Brief.
Repeat, exactly and completely, the entries shown underneath.

Stored records.
════════

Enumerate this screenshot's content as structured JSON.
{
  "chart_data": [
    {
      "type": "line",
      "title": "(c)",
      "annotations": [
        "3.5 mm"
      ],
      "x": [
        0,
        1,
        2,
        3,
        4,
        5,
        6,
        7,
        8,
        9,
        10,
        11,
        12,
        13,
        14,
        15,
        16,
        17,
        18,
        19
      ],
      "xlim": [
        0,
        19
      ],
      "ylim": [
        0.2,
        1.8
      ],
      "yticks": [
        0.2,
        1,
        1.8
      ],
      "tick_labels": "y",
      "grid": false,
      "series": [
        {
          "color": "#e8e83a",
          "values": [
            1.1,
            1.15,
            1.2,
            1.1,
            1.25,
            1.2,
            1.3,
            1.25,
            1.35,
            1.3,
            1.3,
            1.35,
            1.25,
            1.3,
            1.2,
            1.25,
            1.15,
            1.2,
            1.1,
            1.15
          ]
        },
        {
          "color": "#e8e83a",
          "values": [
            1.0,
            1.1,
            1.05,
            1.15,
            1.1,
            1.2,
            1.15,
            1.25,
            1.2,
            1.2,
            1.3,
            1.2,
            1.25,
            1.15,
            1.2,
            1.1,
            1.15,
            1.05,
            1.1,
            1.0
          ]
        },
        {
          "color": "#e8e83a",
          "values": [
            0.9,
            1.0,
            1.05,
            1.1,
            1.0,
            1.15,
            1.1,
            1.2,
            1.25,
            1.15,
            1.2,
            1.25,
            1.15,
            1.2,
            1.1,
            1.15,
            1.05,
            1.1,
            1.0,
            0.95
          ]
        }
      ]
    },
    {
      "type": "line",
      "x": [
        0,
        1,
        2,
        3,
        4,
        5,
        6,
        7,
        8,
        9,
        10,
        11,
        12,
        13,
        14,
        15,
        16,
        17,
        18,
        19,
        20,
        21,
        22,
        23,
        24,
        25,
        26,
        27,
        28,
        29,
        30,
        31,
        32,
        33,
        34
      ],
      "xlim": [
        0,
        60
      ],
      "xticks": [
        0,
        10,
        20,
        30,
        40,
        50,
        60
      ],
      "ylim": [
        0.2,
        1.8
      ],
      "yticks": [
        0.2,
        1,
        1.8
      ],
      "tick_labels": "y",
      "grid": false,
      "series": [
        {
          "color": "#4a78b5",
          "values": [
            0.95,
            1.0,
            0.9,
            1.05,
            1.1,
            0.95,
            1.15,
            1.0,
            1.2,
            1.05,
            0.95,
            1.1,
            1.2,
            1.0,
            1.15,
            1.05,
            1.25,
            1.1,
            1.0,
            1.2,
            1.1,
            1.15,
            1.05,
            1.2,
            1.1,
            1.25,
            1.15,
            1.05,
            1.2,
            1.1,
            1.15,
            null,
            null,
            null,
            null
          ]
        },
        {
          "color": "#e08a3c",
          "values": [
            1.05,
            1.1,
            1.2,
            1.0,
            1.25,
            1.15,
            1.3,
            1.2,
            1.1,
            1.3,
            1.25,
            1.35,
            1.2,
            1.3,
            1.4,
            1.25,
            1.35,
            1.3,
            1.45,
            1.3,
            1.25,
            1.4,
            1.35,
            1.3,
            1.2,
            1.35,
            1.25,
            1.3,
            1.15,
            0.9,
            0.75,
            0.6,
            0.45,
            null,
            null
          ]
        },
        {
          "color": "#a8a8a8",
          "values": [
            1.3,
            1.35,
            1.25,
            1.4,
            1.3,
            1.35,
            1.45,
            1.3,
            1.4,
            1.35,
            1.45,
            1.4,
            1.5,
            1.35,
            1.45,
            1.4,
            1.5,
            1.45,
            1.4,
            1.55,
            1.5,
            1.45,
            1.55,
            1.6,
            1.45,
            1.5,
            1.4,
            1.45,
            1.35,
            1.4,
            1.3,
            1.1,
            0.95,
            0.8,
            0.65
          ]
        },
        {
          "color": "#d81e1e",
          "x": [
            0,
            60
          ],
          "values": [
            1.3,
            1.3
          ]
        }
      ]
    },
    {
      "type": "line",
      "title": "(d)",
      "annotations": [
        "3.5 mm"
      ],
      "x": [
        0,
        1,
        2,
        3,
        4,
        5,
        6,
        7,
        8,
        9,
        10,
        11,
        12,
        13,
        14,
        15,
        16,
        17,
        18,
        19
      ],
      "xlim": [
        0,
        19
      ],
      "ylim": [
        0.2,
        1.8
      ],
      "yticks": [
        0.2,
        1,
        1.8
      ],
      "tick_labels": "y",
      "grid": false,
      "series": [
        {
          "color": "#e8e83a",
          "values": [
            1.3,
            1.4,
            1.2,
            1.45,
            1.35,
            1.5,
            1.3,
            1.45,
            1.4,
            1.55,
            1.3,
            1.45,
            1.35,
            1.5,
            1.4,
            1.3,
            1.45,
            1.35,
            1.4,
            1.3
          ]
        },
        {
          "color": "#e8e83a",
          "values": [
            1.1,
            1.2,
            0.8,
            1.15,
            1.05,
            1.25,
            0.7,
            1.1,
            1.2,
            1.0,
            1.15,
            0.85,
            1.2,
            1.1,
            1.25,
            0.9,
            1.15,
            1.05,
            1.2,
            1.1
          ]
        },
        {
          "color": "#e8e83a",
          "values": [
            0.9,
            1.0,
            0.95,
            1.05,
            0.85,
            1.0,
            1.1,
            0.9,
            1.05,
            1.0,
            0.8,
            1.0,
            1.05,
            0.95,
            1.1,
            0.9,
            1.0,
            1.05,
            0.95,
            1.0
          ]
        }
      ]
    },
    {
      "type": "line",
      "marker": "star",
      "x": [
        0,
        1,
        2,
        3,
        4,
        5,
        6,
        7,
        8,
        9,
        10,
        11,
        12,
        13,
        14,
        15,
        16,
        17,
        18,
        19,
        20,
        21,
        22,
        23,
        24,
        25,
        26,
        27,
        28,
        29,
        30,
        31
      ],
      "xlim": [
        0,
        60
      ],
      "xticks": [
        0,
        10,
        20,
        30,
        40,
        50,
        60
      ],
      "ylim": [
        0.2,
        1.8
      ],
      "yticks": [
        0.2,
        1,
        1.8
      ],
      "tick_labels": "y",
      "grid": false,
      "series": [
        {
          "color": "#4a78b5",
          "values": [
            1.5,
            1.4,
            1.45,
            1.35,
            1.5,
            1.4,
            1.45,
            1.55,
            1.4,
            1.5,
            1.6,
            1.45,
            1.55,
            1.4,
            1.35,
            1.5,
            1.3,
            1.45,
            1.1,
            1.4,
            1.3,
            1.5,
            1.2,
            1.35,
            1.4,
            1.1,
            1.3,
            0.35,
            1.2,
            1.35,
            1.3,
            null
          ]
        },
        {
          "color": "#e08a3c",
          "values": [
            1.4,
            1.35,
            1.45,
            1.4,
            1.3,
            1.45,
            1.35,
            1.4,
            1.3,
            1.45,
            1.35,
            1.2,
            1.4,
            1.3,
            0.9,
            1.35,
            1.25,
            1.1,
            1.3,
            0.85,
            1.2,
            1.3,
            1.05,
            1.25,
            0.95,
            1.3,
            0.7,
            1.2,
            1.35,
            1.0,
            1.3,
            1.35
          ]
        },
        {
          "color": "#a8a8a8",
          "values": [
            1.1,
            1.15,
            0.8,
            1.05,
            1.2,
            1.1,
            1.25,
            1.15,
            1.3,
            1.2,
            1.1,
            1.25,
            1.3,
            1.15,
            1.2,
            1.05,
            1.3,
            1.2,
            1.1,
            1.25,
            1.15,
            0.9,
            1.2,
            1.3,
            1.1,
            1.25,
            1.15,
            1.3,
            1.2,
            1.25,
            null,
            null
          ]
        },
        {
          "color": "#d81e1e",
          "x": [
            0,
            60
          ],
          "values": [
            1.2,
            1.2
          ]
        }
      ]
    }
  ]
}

════════

Output.
Enumerate this screenshot's content as structured JSON.
{
  "chart_data": [
    {
      "type": "line",
      "title": "(c)",
      "annotations": [
        "3.5 mm"
      ],
      "x": [
        0,
        1,
        2,
        3,
        4,
        5,
        6,
        7,
        8,
        9,
        10,
        11,
        12,
        13,
        14,
        15,
        16,
        17,
        18,
        19
      ],
      "xlim": [
        0,
        19
      ],
      "ylim": [
        0.2,
        1.8
      ],
      "yticks": [
        0.2,
        1,
        1.8
      ],
      "tick_labels": "y",
      "grid": false,
      "series": [
        {
          "color": "#e8e83a",
          "values": [
            1.1,
            1.15,
            1.2,
            1.1,
            1.25,
            1.2,
            1.3,
            1.25,
            1.35,
            1.3,
            1.3,
            1.35,
            1.25,
            1.3,
            1.2,
            1.25,
            1.15,
            1.2,
            1.1,
            1.15
          ]
        },
        {
          "color": "#e8e83a",
          "values": [
            1.0,
            1.1,
            1.05,
            1.15,
            1.1,
            1.2,
            1.15,
            1.25,
            1.2,
            1.2,
            1.3,
            1.2,
            1.25,
            1.15,
            1.2,
            1.1,
            1.15,
            1.05,
            1.1,
            1.0
          ]
        },
        {
          "color": "#e8e83a",
          "values": [
            0.9,
            1.0,
            1.05,
            1.1,
            1.0,
            1.15,
            1.1,
            1.2,
            1.25,
            1.15,
            1.2,
            1.25,
            1.15,
            1.2,
            1.1,
            1.15,
            1.05,
            1.1,
            1.0,
            0.95
          ]
        }
      ]
    },
    {
      "type": "line",
      "x": [
        0,
        1,
        2,
        3,
        4,
        5,
        6,
        7,
        8,
        9,
        10,
        11,
        12,
        13,
        14,
        15,
        16,
        17,
        18,
        19,
        20,
        21,
        22,
        23,
        24,
        25,
        26,
        27,
        28,
        29,
        30,
        31,
        32,
        33,
        34
      ],
      "xlim": [
        0,
        60
      ],
      "xticks": [
        0,
        10,
        20,
        30,
        40,
        50,
        60
      ],
      "ylim": [
        0.2,
        1.8
      ],
      "yticks": [
        0.2,
        1,
        1.8
      ],
      "tick_labels": "y",
      "grid": false,
      "series": [
        {
          "color": "#4a78b5",
          "values": [
            0.95,
            1.0,
            0.9,
            1.05,
            1.1,
            0.95,
            1.15,
            1.0,
            1.2,
            1.05,
            0.95,
            1.1,
            1.2,
            1.0,
            1.15,
            1.05,
            1.25,
            1.1,
            1.0,
            1.2,
            1.1,
            1.15,
            1.05,
            1.2,
            1.1,
            1.25,
            1.15,
            1.05,
            1.2,
            1.1,
            1.15,
            null,
            null,
            null,
            null
          ]
        },
        {
          "color": "#e08a3c",
          "values": [
            1.05,
            1.1,
            1.2,
            1.0,
            1.25,
            1.15,
            1.3,
            1.2,
            1.1,
            1.3,
            1.25,
            1.35,
            1.2,
            1.3,
            1.4,
            1.25,
            1.35,
            1.3,
            1.45,
            1.3,
            1.25,
            1.4,
            1.35,
            1.3,
            1.2,
            1.35,
            1.25,
            1.3,
            1.15,
            0.9,
            0.75,
            0.6,
            0.45,
            null,
            null
          ]
        },
        {
          "color": "#a8a8a8",
          "values": [
            1.3,
            1.35,
            1.25,
            1.4,
            1.3,
            1.35,
            1.45,
            1.3,
            1.4,
            1.35,
            1.45,
            1.4,
            1.5,
            1.35,
            1.45,
            1.4,
            1.5,
            1.45,
            1.4,
            1.55,
            1.5,
            1.45,
            1.55,
            1.6,
            1.45,
            1.5,
            1.4,
            1.45,
            1.35,
            1.4,
            1.3,
            1.1,
            0.95,
            0.8,
            0.65
          ]
        },
        {
          "color": "#d81e1e",
          "x": [
            0,
            60
          ],
          "values": [
            1.3,
            1.3
          ]
        }
      ]
    },
    {
      "type": "line",
      "title": "(d)",
      "annotations": [
        "3.5 mm"
      ],
      "x": [
        0,
        1,
        2,
        3,
        4,
        5,
        6,
        7,
        8,
        9,
        10,
        11,
        12,
        13,
        14,
        15,
        16,
        17,
        18,
        19
      ],
      "xlim": [
        0,
        19
      ],
      "ylim": [
        0.2,
        1.8
      ],
      "yticks": [
        0.2,
        1,
        1.8
      ],
      "tick_labels": "y",
      "grid": false,
      "series": [
        {
          "color": "#e8e83a",
          "values": [
            1.3,
            1.4,
            1.2,
            1.45,
            1.35,
            1.5,
            1.3,
            1.45,
            1.4,
            1.55,
            1.3,
            1.45,
            1.35,
            1.5,
            1.4,
            1.3,
            1.45,
            1.35,
            1.4,
            1.3
          ]
        },
        {
          "color": "#e8e83a",
          "values": [
            1.1,
            1.2,
            0.8,
            1.15,
            1.05,
            1.25,
            0.7,
            1.1,
            1.2,
            1.0,
            1.15,
            0.85,
            1.2,
            1.1,
            1.25,
            0.9,
            1.15,
            1.05,
            1.2,
            1.1
          ]
        },
        {
          "color": "#e8e83a",
          "values": [
            0.9,
            1.0,
            0.95,
            1.05,
            0.85,
            1.0,
            1.1,
            0.9,
            1.05,
            1.0,
            0.8,
            1.0,
            1.05,
            0.95,
            1.1,
            0.9,
            1.0,
            1.05,
            0.95,
            1.0
          ]
        }
      ]
    },
    {
      "type": "line",
      "marker": "star",
      "x": [
        0,
        1,
        2,
        3,
        4,
        5,
        6,
        7,
        8,
        9,
        10,
        11,
        12,
        13,
        14,
        15,
        16,
        17,
        18,
        19,
        20,
        21,
        22,
        23,
        24,
        25,
        26,
        27,
        28,
        29,
        30,
        31
      ],
      "xlim": [
        0,
        60
      ],
      "xticks": [
        0,
        10,
        20,
        30,
        40,
        50,
        60
      ],
      "ylim": [
        0.2,
        1.8
      ],
      "yticks": [
        0.2,
        1,
        1.8
      ],
      "tick_labels": "y",
      "grid": false,
      "series": [
        {
          "color": "#4a78b5",
          "values": [
            1.5,
            1.4,
            1.45,
            1.35,
            1.5,
            1.4,
            1.45,
            1.55,
            1.4,
            1.5,
            1.6,
            1.45,
            1.55,
            1.4,
            1.35,
            1.5,
            1.3,
            1.45,
            1.1,
            1.4,
            1.3,
            1.5,
            1.2,
            1.35,
            1.4,
            1.1,
            1.3,
            0.35,
            1.2,
            1.35,
            1.3,
            null
          ]
        },
        {
          "color": "#e08a3c",
          "values": [
            1.4,
            1.35,
            1.45,
            1.4,
            1.3,
            1.45,
            1.35,
            1.4,
            1.3,
            1.45,
            1.35,
            1.2,
            1.4,
            1.3,
            0.9,
            1.35,
            1.25,
            1.1,
            1.3,
            0.85,
            1.2,
            1.3,
            1.05,
            1.25,
            0.95,
            1.3,
            0.7,
            1.2,
            1.35,
            1.0,
            1.3,
            1.35
          ]
        },
        {
          "color": "#a8a8a8",
          "values": [
            1.1,
            1.15,
            0.8,
            1.05,
            1.2,
            1.1,
            1.25,
            1.15,
            1.3,
            1.2,
            1.1,
            1.25,
            1.3,
            1.15,
            1.2,
            1.05,
            1.3,
            1.2,
            1.1,
            1.25,
            1.15,
            0.9,
            1.2,
            1.3,
            1.1,
            1.25,
            1.15,
            1.3,
            1.2,
            1.25,
            null,
            null
          ]
        },
        {
          "color": "#d81e1e",
          "x": [
            0,
            60
          ],
          "values": [
            1.2,
            1.2
          ]
        }
      ]
    }
  ]
}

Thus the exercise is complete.